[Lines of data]

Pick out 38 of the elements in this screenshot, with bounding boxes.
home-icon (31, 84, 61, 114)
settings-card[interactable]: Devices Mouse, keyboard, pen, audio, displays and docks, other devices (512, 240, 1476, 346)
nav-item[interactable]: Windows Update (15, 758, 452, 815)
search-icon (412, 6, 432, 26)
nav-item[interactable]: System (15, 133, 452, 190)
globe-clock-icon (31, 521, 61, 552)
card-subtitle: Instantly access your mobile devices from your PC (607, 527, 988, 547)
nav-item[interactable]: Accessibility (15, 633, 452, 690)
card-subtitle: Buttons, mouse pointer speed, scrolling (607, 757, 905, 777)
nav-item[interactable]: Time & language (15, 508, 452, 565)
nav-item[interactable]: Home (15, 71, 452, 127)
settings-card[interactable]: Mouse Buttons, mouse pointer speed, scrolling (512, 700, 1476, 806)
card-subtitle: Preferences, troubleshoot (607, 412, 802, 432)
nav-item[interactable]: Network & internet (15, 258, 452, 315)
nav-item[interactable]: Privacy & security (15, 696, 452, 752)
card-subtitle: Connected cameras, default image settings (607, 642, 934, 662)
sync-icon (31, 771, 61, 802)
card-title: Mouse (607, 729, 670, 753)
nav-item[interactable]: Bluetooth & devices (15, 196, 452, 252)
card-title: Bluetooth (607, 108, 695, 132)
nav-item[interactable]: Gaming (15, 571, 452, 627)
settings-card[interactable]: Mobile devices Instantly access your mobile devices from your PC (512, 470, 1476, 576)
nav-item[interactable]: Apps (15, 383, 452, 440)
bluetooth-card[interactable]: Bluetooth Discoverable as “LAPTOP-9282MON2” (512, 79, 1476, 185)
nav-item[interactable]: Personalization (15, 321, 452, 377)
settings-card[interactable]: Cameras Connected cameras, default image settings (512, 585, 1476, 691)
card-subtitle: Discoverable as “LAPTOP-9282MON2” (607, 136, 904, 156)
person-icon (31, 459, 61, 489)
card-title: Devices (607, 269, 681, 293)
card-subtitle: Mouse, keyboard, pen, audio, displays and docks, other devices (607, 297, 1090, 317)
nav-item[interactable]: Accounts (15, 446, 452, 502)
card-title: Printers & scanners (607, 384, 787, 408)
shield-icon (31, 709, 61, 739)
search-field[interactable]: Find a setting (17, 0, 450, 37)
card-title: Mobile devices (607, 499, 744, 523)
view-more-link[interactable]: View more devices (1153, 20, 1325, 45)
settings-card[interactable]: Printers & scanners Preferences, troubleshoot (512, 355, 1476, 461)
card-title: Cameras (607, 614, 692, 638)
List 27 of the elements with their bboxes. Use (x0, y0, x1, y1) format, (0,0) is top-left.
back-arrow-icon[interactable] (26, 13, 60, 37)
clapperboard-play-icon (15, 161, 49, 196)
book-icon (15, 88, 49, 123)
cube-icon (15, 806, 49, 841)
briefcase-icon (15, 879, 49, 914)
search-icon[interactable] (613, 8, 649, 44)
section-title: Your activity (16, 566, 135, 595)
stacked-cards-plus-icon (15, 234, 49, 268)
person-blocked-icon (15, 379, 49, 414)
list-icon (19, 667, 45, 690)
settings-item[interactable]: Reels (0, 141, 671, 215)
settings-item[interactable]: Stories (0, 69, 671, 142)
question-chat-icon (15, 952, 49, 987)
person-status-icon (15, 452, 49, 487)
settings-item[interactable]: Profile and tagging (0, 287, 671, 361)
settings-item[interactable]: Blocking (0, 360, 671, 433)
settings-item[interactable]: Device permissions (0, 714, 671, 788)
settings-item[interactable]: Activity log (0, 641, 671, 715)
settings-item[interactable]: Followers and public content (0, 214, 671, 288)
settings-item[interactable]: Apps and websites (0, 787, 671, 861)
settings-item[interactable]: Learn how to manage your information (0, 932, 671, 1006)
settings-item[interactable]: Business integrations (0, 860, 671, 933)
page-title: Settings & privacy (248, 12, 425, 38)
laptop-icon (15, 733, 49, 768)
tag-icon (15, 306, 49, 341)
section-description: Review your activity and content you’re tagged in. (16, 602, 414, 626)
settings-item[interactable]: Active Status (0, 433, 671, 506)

PROBLEM TO WORK ON - Can you quote every one of the items above word for word?

EXERCISE RESPONSE -
Pick out 38 of the elements in this screenshot, with bounding boxes.
home-icon (31, 84, 61, 114)
settings-card[interactable]: Devices Mouse, keyboard, pen, audio, displays and docks, other devices (512, 240, 1476, 346)
nav-item[interactable]: Windows Update (15, 758, 452, 815)
search-icon (412, 6, 432, 26)
nav-item[interactable]: System (15, 133, 452, 190)
globe-clock-icon (31, 521, 61, 552)
card-subtitle: Instantly access your mobile devices from your PC (607, 527, 988, 547)
nav-item[interactable]: Accessibility (15, 633, 452, 690)
card-subtitle: Buttons, mouse pointer speed, scrolling (607, 757, 905, 777)
nav-item[interactable]: Time & language (15, 508, 452, 565)
nav-item[interactable]: Home (15, 71, 452, 127)
settings-card[interactable]: Mouse Buttons, mouse pointer speed, scrolling (512, 700, 1476, 806)
card-subtitle: Preferences, troubleshoot (607, 412, 802, 432)
nav-item[interactable]: Network & internet (15, 258, 452, 315)
nav-item[interactable]: Privacy & security (15, 696, 452, 752)
card-subtitle: Connected cameras, default image settings (607, 642, 934, 662)
sync-icon (31, 771, 61, 802)
card-title: Mouse (607, 729, 670, 753)
nav-item[interactable]: Bluetooth & devices (15, 196, 452, 252)
card-title: Bluetooth (607, 108, 695, 132)
nav-item[interactable]: Gaming (15, 571, 452, 627)
settings-card[interactable]: Mobile devices Instantly access your mobile devices from your PC (512, 470, 1476, 576)
nav-item[interactable]: Apps (15, 383, 452, 440)
bluetooth-card[interactable]: Bluetooth Discoverable as “LAPTOP-9282MON2” (512, 79, 1476, 185)
nav-item[interactable]: Personalization (15, 321, 452, 377)
settings-card[interactable]: Cameras Connected cameras, default image settings (512, 585, 1476, 691)
card-subtitle: Discoverable as “LAPTOP-9282MON2” (607, 136, 904, 156)
person-icon (31, 459, 61, 489)
card-title: Devices (607, 269, 681, 293)
card-subtitle: Mouse, keyboard, pen, audio, displays and docks, other devices (607, 297, 1090, 317)
nav-item[interactable]: Accounts (15, 446, 452, 502)
card-title: Printers & scanners (607, 384, 787, 408)
shield-icon (31, 709, 61, 739)
search-field[interactable]: Find a setting (17, 0, 450, 37)
card-title: Mobile devices (607, 499, 744, 523)
view-more-link[interactable]: View more devices (1153, 20, 1325, 45)
settings-card[interactable]: Printers & scanners Preferences, troubleshoot (512, 355, 1476, 461)
card-title: Cameras (607, 614, 692, 638)
List 27 of the elements with their bboxes. Use (x0, y0, x1, y1) format, (0,0) is top-left.
back-arrow-icon[interactable] (26, 13, 60, 37)
clapperboard-play-icon (15, 161, 49, 196)
book-icon (15, 88, 49, 123)
cube-icon (15, 806, 49, 841)
briefcase-icon (15, 879, 49, 914)
search-icon[interactable] (613, 8, 649, 44)
section-title: Your activity (16, 566, 135, 595)
stacked-cards-plus-icon (15, 234, 49, 268)
person-blocked-icon (15, 379, 49, 414)
list-icon (19, 667, 45, 690)
settings-item[interactable]: Reels (0, 141, 671, 215)
settings-item[interactable]: Stories (0, 69, 671, 142)
question-chat-icon (15, 952, 49, 987)
person-status-icon (15, 452, 49, 487)
settings-item[interactable]: Profile and tagging (0, 287, 671, 361)
settings-item[interactable]: Blocking (0, 360, 671, 433)
settings-item[interactable]: Device permissions (0, 714, 671, 788)
settings-item[interactable]: Activity log (0, 641, 671, 715)
settings-item[interactable]: Followers and public content (0, 214, 671, 288)
settings-item[interactable]: Apps and websites (0, 787, 671, 861)
settings-item[interactable]: Learn how to manage your information (0, 932, 671, 1006)
settings-item[interactable]: Business integrations (0, 860, 671, 933)
page-title: Settings & privacy (248, 12, 425, 38)
laptop-icon (15, 733, 49, 768)
tag-icon (15, 306, 49, 341)
section-description: Review your activity and content you’re tagged in. (16, 602, 414, 626)
settings-item[interactable]: Active Status (0, 433, 671, 506)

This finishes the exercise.